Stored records
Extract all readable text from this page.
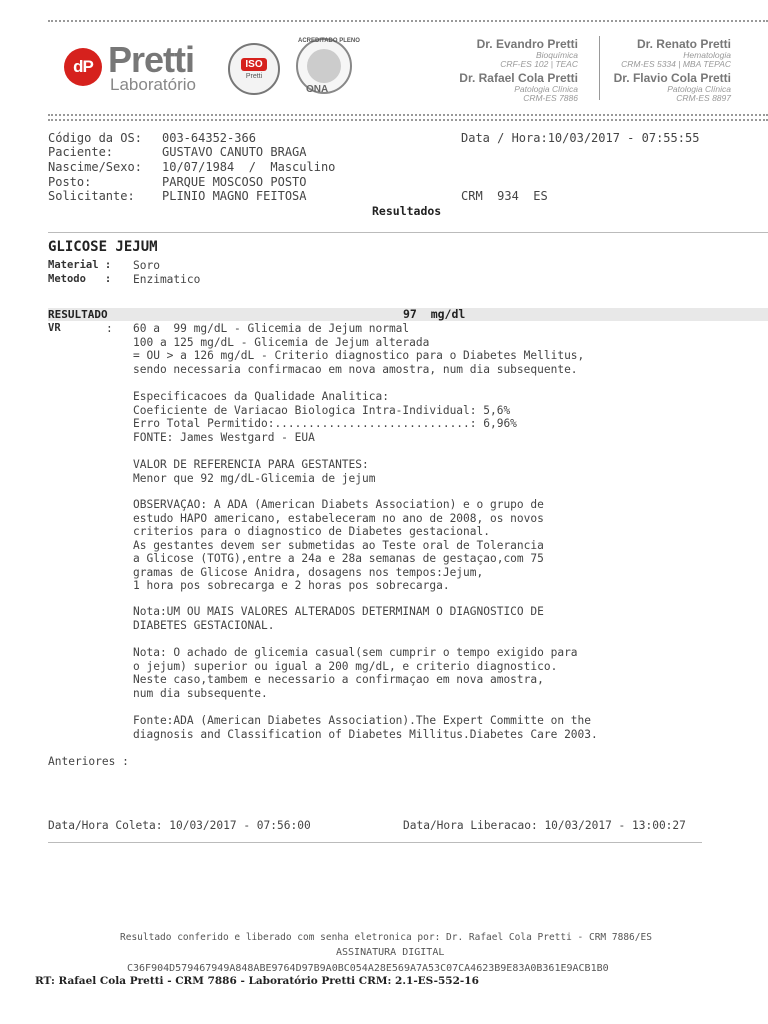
dP Pretti
Laboratório
ISO
Pretti
ACREDITADO PLENO
ONA
Dr. Evandro Pretti
Bioquímica
CRF-ES 102 | TEAC
Dr. Rafael Cola Pretti
Patologia Clínica
CRM-ES 7886
Dr. Renato Pretti
Hematologia
CRM-ES 5334 | MBA TEPAC
Dr. Flavio Cola Pretti
Patologia Clínica
CRM-ES 8897
Código da OS: 003-64352-366	Data / Hora:10/03/2017 - 07:55:55
Paciente:	GUSTAVO CANUTO BRAGA
Nascime/Sexo: 10/07/1984  /  Masculino
Posto:	PARQUE MOSCOSO POSTO
Solicitante: PLINIO MAGNO FEITOSA	CRM  934  ES
Resultados
GLICOSE JEJUM
Material : Soro
Metodo   : Enzimatico
RESULTADO	97  mg/dl
VR	: 60 a  99 mg/dL - Glicemia de Jejum normal
100 a 125 mg/dL - Glicemia de Jejum alterada
= OU > a 126 mg/dL - Criterio diagnostico para o Diabetes Mellitus,
sendo necessaria confirmacao em nova amostra, num dia subsequente.
Especificacoes da Qualidade Analitica:
Coeficiente de Variacao Biologica Intra-Individual: 5,6%
Erro Total Permitido:.............................: 6,96%
FONTE: James Westgard - EUA
VALOR DE REFERENCIA PARA GESTANTES:
Menor que 92 mg/dL-Glicemia de jejum
OBSERVAÇAO: A ADA (American Diabets Association) e o grupo de
estudo HAPO americano, estabeleceram no ano de 2008, os novos
criterios para o diagnostico de Diabetes gestacional.
As gestantes devem ser submetidas ao Teste oral de Tolerancia
a Glicose (TOTG),entre a 24a e 28a semanas de gestaçao,com 75
gramas de Glicose Anidra, dosagens nos tempos:Jejum,
1 hora pos sobrecarga e 2 horas pos sobrecarga.
Nota:UM OU MAIS VALORES ALTERADOS DETERMINAM O DIAGNOSTICO DE
DIABETES GESTACIONAL.
Nota: O achado de glicemia casual(sem cumprir o tempo exigido para
o jejum) superior ou igual a 200 mg/dL, e criterio diagnostico.
Neste caso,tambem e necessario a confirmaçao em nova amostra,
num dia subsequente.
Fonte:ADA (American Diabetes Association).The Expert Committe on the
diagnosis and Classification of Diabetes Millitus.Diabetes Care 2003.
Anteriores :
Data/Hora Coleta: 10/03/2017 - 07:56:00	Data/Hora Liberacao: 10/03/2017 - 13:00:27
Resultado conferido e liberado com senha eletronica por: Dr. Rafael Cola Pretti - CRM 7886/ES
ASSINATURA DIGITAL
C36F904D579467949A848ABE9764D97B9A0BC054A28E569A7A53C07CA4623B9E83A0B361E9ACB1B0
RT: Rafael Cola Pretti - CRM 7886 - Laboratório Pretti CRM: 2.1-ES-552-16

**SHORT TASK**
Can you restate all the records above word for word while dropping the pictures?

**TASK SOLUTION**
Extract all readable text from this page.
dP Pretti
Laboratório
ISO
Pretti
ACREDITADO PLENO
ONA
Dr. Evandro Pretti
Bioquímica
CRF-ES 102 | TEAC
Dr. Rafael Cola Pretti
Patologia Clínica
CRM-ES 7886
Dr. Renato Pretti
Hematologia
CRM-ES 5334 | MBA TEPAC
Dr. Flavio Cola Pretti
Patologia Clínica
CRM-ES 8897
Código da OS: 003-64352-366	Data / Hora:10/03/2017 - 07:55:55
Paciente:	GUSTAVO CANUTO BRAGA
Nascime/Sexo: 10/07/1984  /  Masculino
Posto:	PARQUE MOSCOSO POSTO
Solicitante: PLINIO MAGNO FEITOSA	CRM  934  ES
Resultados
GLICOSE JEJUM
Material : Soro
Metodo   : Enzimatico
RESULTADO	97  mg/dl
VR	: 60 a  99 mg/dL - Glicemia de Jejum normal
100 a 125 mg/dL - Glicemia de Jejum alterada
= OU > a 126 mg/dL - Criterio diagnostico para o Diabetes Mellitus,
sendo necessaria confirmacao em nova amostra, num dia subsequente.
Especificacoes da Qualidade Analitica:
Coeficiente de Variacao Biologica Intra-Individual: 5,6%
Erro Total Permitido:.............................: 6,96%
FONTE: James Westgard - EUA
VALOR DE REFERENCIA PARA GESTANTES:
Menor que 92 mg/dL-Glicemia de jejum
OBSERVAÇAO: A ADA (American Diabets Association) e o grupo de
estudo HAPO americano, estabeleceram no ano de 2008, os novos
criterios para o diagnostico de Diabetes gestacional.
As gestantes devem ser submetidas ao Teste oral de Tolerancia
a Glicose (TOTG),entre a 24a e 28a semanas de gestaçao,com 75
gramas de Glicose Anidra, dosagens nos tempos:Jejum,
1 hora pos sobrecarga e 2 horas pos sobrecarga.
Nota:UM OU MAIS VALORES ALTERADOS DETERMINAM O DIAGNOSTICO DE
DIABETES GESTACIONAL.
Nota: O achado de glicemia casual(sem cumprir o tempo exigido para
o jejum) superior ou igual a 200 mg/dL, e criterio diagnostico.
Neste caso,tambem e necessario a confirmaçao em nova amostra,
num dia subsequente.
Fonte:ADA (American Diabetes Association).The Expert Committe on the
diagnosis and Classification of Diabetes Millitus.Diabetes Care 2003.
Anteriores :
Data/Hora Coleta: 10/03/2017 - 07:56:00	Data/Hora Liberacao: 10/03/2017 - 13:00:27
Resultado conferido e liberado com senha eletronica por: Dr. Rafael Cola Pretti - CRM 7886/ES
ASSINATURA DIGITAL
C36F904D579467949A848ABE9764D97B9A0BC054A28E569A7A53C07CA4623B9E83A0B361E9ACB1B0
RT: Rafael Cola Pretti - CRM 7886 - Laboratório Pretti CRM: 2.1-ES-552-16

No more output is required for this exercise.